> _To do_: Among the entries below, find how many lines carry the word "content" and state only that figure.

> _Data section_:

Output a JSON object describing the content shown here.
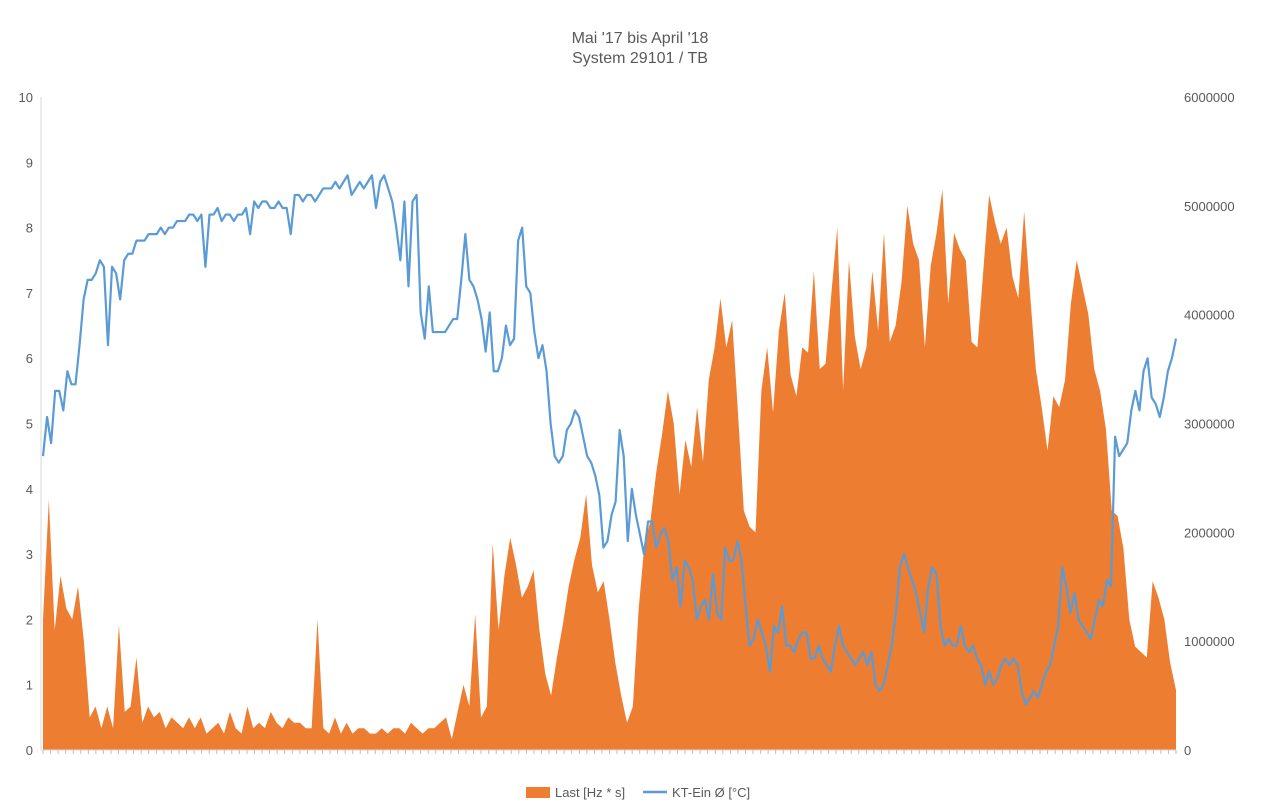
{
  "chart_data": {
    "type": "area+line",
    "title": "Mai '17 bis April '18",
    "subtitle": "System 29101 / TB",
    "left_axis": {
      "ylim": [
        0,
        10
      ],
      "ticks": [
        "0",
        "1",
        "2",
        "3",
        "4",
        "5",
        "6",
        "7",
        "8",
        "9",
        "10"
      ]
    },
    "right_axis": {
      "ylim": [
        0,
        6000000
      ],
      "ticks": [
        "0",
        "1000000",
        "2000000",
        "3000000",
        "4000000",
        "5000000",
        "6000000"
      ]
    },
    "grid": false,
    "legend_position": "bottom",
    "series": [
      {
        "name": "Last [Hz * s]",
        "type": "area",
        "axis": "right",
        "color": "#ED7D31",
        "values": [
          1200000,
          2300000,
          1100000,
          1600000,
          1300000,
          1200000,
          1500000,
          1000000,
          300000,
          400000,
          200000,
          400000,
          200000,
          1150000,
          350000,
          400000,
          850000,
          250000,
          400000,
          300000,
          350000,
          200000,
          300000,
          250000,
          200000,
          300000,
          200000,
          300000,
          150000,
          200000,
          250000,
          150000,
          350000,
          200000,
          150000,
          400000,
          200000,
          250000,
          200000,
          350000,
          250000,
          200000,
          300000,
          250000,
          250000,
          200000,
          200000,
          1200000,
          200000,
          150000,
          300000,
          150000,
          250000,
          150000,
          200000,
          200000,
          150000,
          150000,
          200000,
          150000,
          200000,
          200000,
          150000,
          250000,
          200000,
          150000,
          200000,
          200000,
          250000,
          300000,
          100000,
          350000,
          600000,
          400000,
          1250000,
          300000,
          400000,
          1900000,
          1100000,
          1600000,
          1950000,
          1700000,
          1400000,
          1500000,
          1650000,
          1100000,
          700000,
          500000,
          850000,
          1150000,
          1500000,
          1750000,
          1950000,
          2350000,
          1700000,
          1450000,
          1550000,
          1200000,
          800000,
          500000,
          250000,
          400000,
          1300000,
          1900000,
          2100000,
          2550000,
          2900000,
          3300000,
          3000000,
          2350000,
          2850000,
          2600000,
          3150000,
          2650000,
          3400000,
          3700000,
          4150000,
          3700000,
          3950000,
          3100000,
          2200000,
          2050000,
          2000000,
          3300000,
          3700000,
          3100000,
          3850000,
          4200000,
          3450000,
          3250000,
          3700000,
          3650000,
          4400000,
          3500000,
          3550000,
          4200000,
          4800000,
          3300000,
          4500000,
          3800000,
          3500000,
          3700000,
          4400000,
          3850000,
          4750000,
          3750000,
          3900000,
          4300000,
          5000000,
          4650000,
          4500000,
          3700000,
          4450000,
          4750000,
          5150000,
          4100000,
          4750000,
          4600000,
          4500000,
          3750000,
          3700000,
          4400000,
          5100000,
          4850000,
          4650000,
          4800000,
          4350000,
          4150000,
          4950000,
          4200000,
          3500000,
          3150000,
          2750000,
          3250000,
          3150000,
          3400000,
          4100000,
          4500000,
          4250000,
          4000000,
          3500000,
          3300000,
          2950000,
          2200000,
          2150000,
          1850000,
          1200000,
          950000,
          900000,
          850000,
          1550000,
          1400000,
          1200000,
          800000,
          550000
        ]
      },
      {
        "name": "KT-Ein Ø [°C]",
        "type": "line",
        "axis": "left",
        "color": "#5B9BD5",
        "values": [
          4.5,
          5.1,
          4.7,
          5.5,
          5.5,
          5.2,
          5.8,
          5.6,
          5.6,
          6.2,
          6.9,
          7.2,
          7.2,
          7.3,
          7.5,
          7.4,
          6.2,
          7.4,
          7.3,
          6.9,
          7.5,
          7.6,
          7.6,
          7.8,
          7.8,
          7.8,
          7.9,
          7.9,
          7.9,
          8.0,
          7.9,
          8.0,
          8.0,
          8.1,
          8.1,
          8.1,
          8.2,
          8.2,
          8.1,
          8.2,
          7.4,
          8.2,
          8.2,
          8.3,
          8.1,
          8.2,
          8.2,
          8.1,
          8.2,
          8.2,
          8.3,
          7.9,
          8.4,
          8.3,
          8.4,
          8.4,
          8.3,
          8.3,
          8.4,
          8.3,
          8.3,
          7.9,
          8.5,
          8.5,
          8.4,
          8.5,
          8.5,
          8.4,
          8.5,
          8.6,
          8.6,
          8.6,
          8.7,
          8.6,
          8.7,
          8.8,
          8.5,
          8.6,
          8.7,
          8.6,
          8.7,
          8.8,
          8.3,
          8.7,
          8.8,
          8.6,
          8.4,
          8.0,
          7.5,
          8.4,
          7.1,
          8.4,
          8.5,
          6.7,
          6.3,
          7.1,
          6.4,
          6.4,
          6.4,
          6.4,
          6.5,
          6.6,
          6.6,
          7.2,
          7.9,
          7.2,
          7.1,
          6.9,
          6.6,
          6.1,
          6.7,
          5.8,
          5.8,
          6.0,
          6.5,
          6.2,
          6.3,
          7.8,
          8.0,
          7.1,
          7.0,
          6.4,
          6.0,
          6.2,
          5.8,
          5.0,
          4.5,
          4.4,
          4.5,
          4.9,
          5.0,
          5.2,
          5.1,
          4.8,
          4.5,
          4.4,
          4.2,
          3.9,
          3.1,
          3.2,
          3.6,
          3.8,
          4.9,
          4.5,
          3.2,
          4.0,
          3.6,
          3.3,
          3.0,
          3.5,
          3.5,
          3.1,
          3.3,
          3.4,
          3.2,
          2.6,
          2.8,
          2.2,
          2.9,
          2.8,
          2.6,
          2.0,
          2.2,
          2.3,
          2.0,
          2.7,
          2.1,
          2.0,
          3.1,
          2.9,
          2.9,
          3.2,
          2.9,
          2.2,
          1.6,
          1.7,
          2.0,
          1.8,
          1.6,
          1.2,
          1.9,
          1.8,
          2.2,
          1.6,
          1.6,
          1.5,
          1.7,
          1.8,
          1.8,
          1.4,
          1.4,
          1.6,
          1.4,
          1.3,
          1.2,
          1.6,
          1.9,
          1.6,
          1.5,
          1.4,
          1.3,
          1.4,
          1.5,
          1.3,
          1.5,
          1.0,
          0.9,
          1.0,
          1.3,
          1.6,
          2.1,
          2.8,
          3.0,
          2.8,
          2.6,
          2.4,
          2.1,
          1.8,
          2.5,
          2.8,
          2.7,
          1.9,
          1.6,
          1.7,
          1.6,
          1.6,
          1.9,
          1.6,
          1.5,
          1.6,
          1.4,
          1.3,
          1.0,
          1.2,
          1.0,
          1.1,
          1.3,
          1.4,
          1.3,
          1.4,
          1.3,
          0.9,
          0.7,
          0.8,
          0.9,
          0.8,
          1.0,
          1.2,
          1.3,
          1.6,
          1.9,
          2.8,
          2.5,
          2.1,
          2.4,
          2.0,
          1.9,
          1.8,
          1.7,
          2.0,
          2.3,
          2.2,
          2.6,
          2.5,
          4.8,
          4.5,
          4.6,
          4.7,
          5.2,
          5.5,
          5.2,
          5.8,
          6.0,
          5.4,
          5.3,
          5.1,
          5.4,
          5.8,
          6.0,
          6.3
        ]
      }
    ]
  },
  "legend": {
    "items": [
      {
        "label": "Last [Hz * s]",
        "kind": "area",
        "color": "#ED7D31"
      },
      {
        "label": "KT-Ein Ø [°C]",
        "kind": "line",
        "color": "#5B9BD5"
      }
    ]
  }
}
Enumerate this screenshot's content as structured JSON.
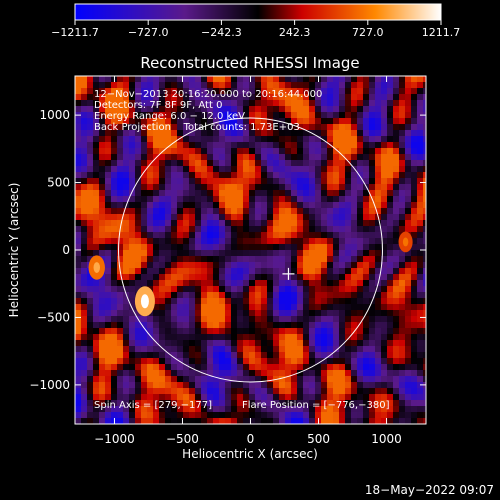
{
  "chart_data": {
    "type": "heatmap",
    "title": "Reconstructed RHESSI Image",
    "xlabel": "Heliocentric X (arcsec)",
    "ylabel": "Heliocentric Y (arcsec)",
    "xlim": [
      -1290,
      1290
    ],
    "ylim": [
      -1290,
      1290
    ],
    "xticks": [
      -1000,
      -500,
      0,
      500,
      1000
    ],
    "yticks": [
      -1000,
      -500,
      0,
      500,
      1000
    ],
    "xtick_labels": [
      "−1000",
      "−500",
      "0",
      "500",
      "1000"
    ],
    "ytick_labels": [
      "−1000",
      "−500",
      "0",
      "500",
      "1000"
    ],
    "colorbar": {
      "range": [
        -1211.7,
        1211.7
      ],
      "ticks": [
        -1211.7,
        -727.0,
        -242.3,
        242.3,
        727.0,
        1211.7
      ],
      "tick_labels": [
        "−1211.7",
        "−727.0",
        "−242.3",
        "242.3",
        "727.0",
        "1211.7"
      ],
      "colors": [
        "#0000ff",
        "#5a1a8a",
        "#000000",
        "#cc0000",
        "#ff8800",
        "#ffffff"
      ]
    },
    "annotations": [
      "12−Nov−2013 20:16:20.000 to 20:16:44.000",
      "Detectors: 7F 8F 9F, Att 0",
      "Energy Range: 6.0 − 12.0 keV",
      "Back Projection    Total counts: 1.73E+03"
    ],
    "footer_left": "Spin Axis = [279,−177]",
    "footer_right": "Flare Position = [−776,−380]",
    "limb_radius_arcsec": 970,
    "sun_center": [
      0,
      0
    ],
    "marker": {
      "type": "cross",
      "x": 279,
      "y": -177
    },
    "bright_sources": [
      {
        "x": -776,
        "y": -380,
        "intensity": 1211.7
      },
      {
        "x": -1130,
        "y": -130,
        "intensity": 900
      },
      {
        "x": 1140,
        "y": 60,
        "intensity": 700
      }
    ]
  },
  "date_stamp": "18−May−2022 09:07"
}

> _Worked solution_: 2